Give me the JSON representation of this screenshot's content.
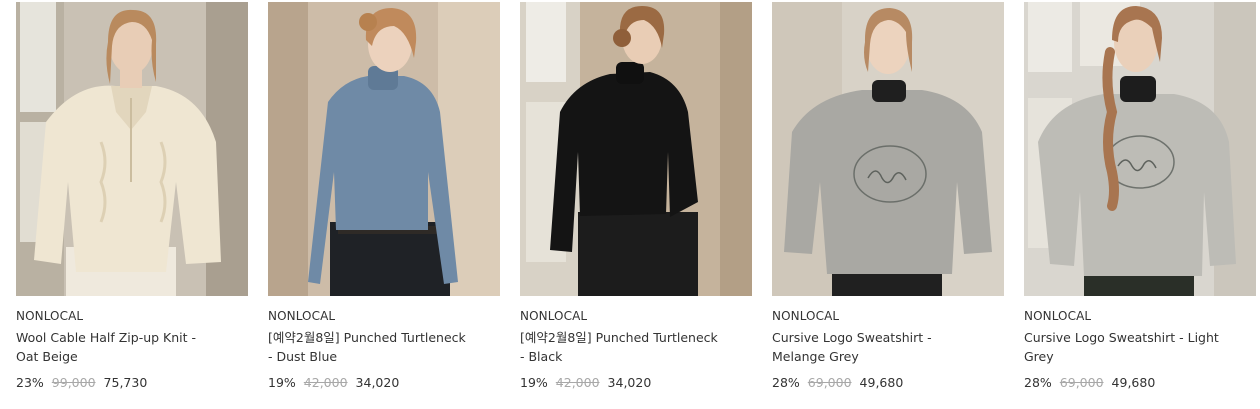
{
  "products": [
    {
      "brand": "NONLOCAL",
      "name": "Wool Cable Half Zip-up Knit - Oat Beige",
      "discount": "23%",
      "original_price": "99,000",
      "sale_price": "75,730",
      "image": "model-in-oat-beige-cable-knit",
      "colors": {
        "bg": "#c9c1b4",
        "garment": "#efe6d2",
        "skin": "#e8cdb6",
        "hair": "#b98a5e",
        "pants": "#efe9dd"
      }
    },
    {
      "brand": "NONLOCAL",
      "name": "[예약2월8일] Punched Turtleneck - Dust Blue",
      "discount": "19%",
      "original_price": "42,000",
      "sale_price": "34,020",
      "image": "model-in-dust-blue-turtleneck",
      "colors": {
        "bg": "#cdbca8",
        "garment": "#6f8aa6",
        "skin": "#ecd2bd",
        "hair": "#c08a5c",
        "pants": "#1f2226"
      }
    },
    {
      "brand": "NONLOCAL",
      "name": "[예약2월8일] Punched Turtleneck - Black",
      "discount": "19%",
      "original_price": "42,000",
      "sale_price": "34,020",
      "image": "model-in-black-turtleneck",
      "colors": {
        "bg": "#c5b39c",
        "garment": "#141414",
        "skin": "#e9cdb5",
        "hair": "#9b6a43",
        "pants": "#1c1c1c"
      }
    },
    {
      "brand": "NONLOCAL",
      "name": "Cursive Logo Sweatshirt - Melange Grey",
      "discount": "28%",
      "original_price": "69,000",
      "sale_price": "49,680",
      "image": "model-in-melange-grey-logo-sweatshirt",
      "colors": {
        "bg": "#d8d2c7",
        "garment": "#a9a8a3",
        "skin": "#ecd3be",
        "hair": "#b78a63",
        "pants": "#202020"
      }
    },
    {
      "brand": "NONLOCAL",
      "name": "Cursive Logo Sweatshirt - Light Grey",
      "discount": "28%",
      "original_price": "69,000",
      "sale_price": "49,680",
      "image": "model-in-light-grey-logo-sweatshirt",
      "colors": {
        "bg": "#d9d6cf",
        "garment": "#bdbcb6",
        "skin": "#ead0ba",
        "hair": "#a87550",
        "pants": "#2a2f28"
      }
    }
  ]
}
• • • • • • •
→ Requirements:
All of the records need repeating exactly, except for the pictures.

→ Final result:
Give me the JSON representation of this screenshot's content.
{
  "products": [
    {
      "brand": "NONLOCAL",
      "name": "Wool Cable Half Zip-up Knit - Oat Beige",
      "discount": "23%",
      "original_price": "99,000",
      "sale_price": "75,730",
      "image": "model-in-oat-beige-cable-knit",
      "colors": {
        "bg": "#c9c1b4",
        "garment": "#efe6d2",
        "skin": "#e8cdb6",
        "hair": "#b98a5e",
        "pants": "#efe9dd"
      }
    },
    {
      "brand": "NONLOCAL",
      "name": "[예약2월8일] Punched Turtleneck - Dust Blue",
      "discount": "19%",
      "original_price": "42,000",
      "sale_price": "34,020",
      "image": "model-in-dust-blue-turtleneck",
      "colors": {
        "bg": "#cdbca8",
        "garment": "#6f8aa6",
        "skin": "#ecd2bd",
        "hair": "#c08a5c",
        "pants": "#1f2226"
      }
    },
    {
      "brand": "NONLOCAL",
      "name": "[예약2월8일] Punched Turtleneck - Black",
      "discount": "19%",
      "original_price": "42,000",
      "sale_price": "34,020",
      "image": "model-in-black-turtleneck",
      "colors": {
        "bg": "#c5b39c",
        "garment": "#141414",
        "skin": "#e9cdb5",
        "hair": "#9b6a43",
        "pants": "#1c1c1c"
      }
    },
    {
      "brand": "NONLOCAL",
      "name": "Cursive Logo Sweatshirt - Melange Grey",
      "discount": "28%",
      "original_price": "69,000",
      "sale_price": "49,680",
      "image": "model-in-melange-grey-logo-sweatshirt",
      "colors": {
        "bg": "#d8d2c7",
        "garment": "#a9a8a3",
        "skin": "#ecd3be",
        "hair": "#b78a63",
        "pants": "#202020"
      }
    },
    {
      "brand": "NONLOCAL",
      "name": "Cursive Logo Sweatshirt - Light Grey",
      "discount": "28%",
      "original_price": "69,000",
      "sale_price": "49,680",
      "image": "model-in-light-grey-logo-sweatshirt",
      "colors": {
        "bg": "#d9d6cf",
        "garment": "#bdbcb6",
        "skin": "#ead0ba",
        "hair": "#a87550",
        "pants": "#2a2f28"
      }
    }
  ]
}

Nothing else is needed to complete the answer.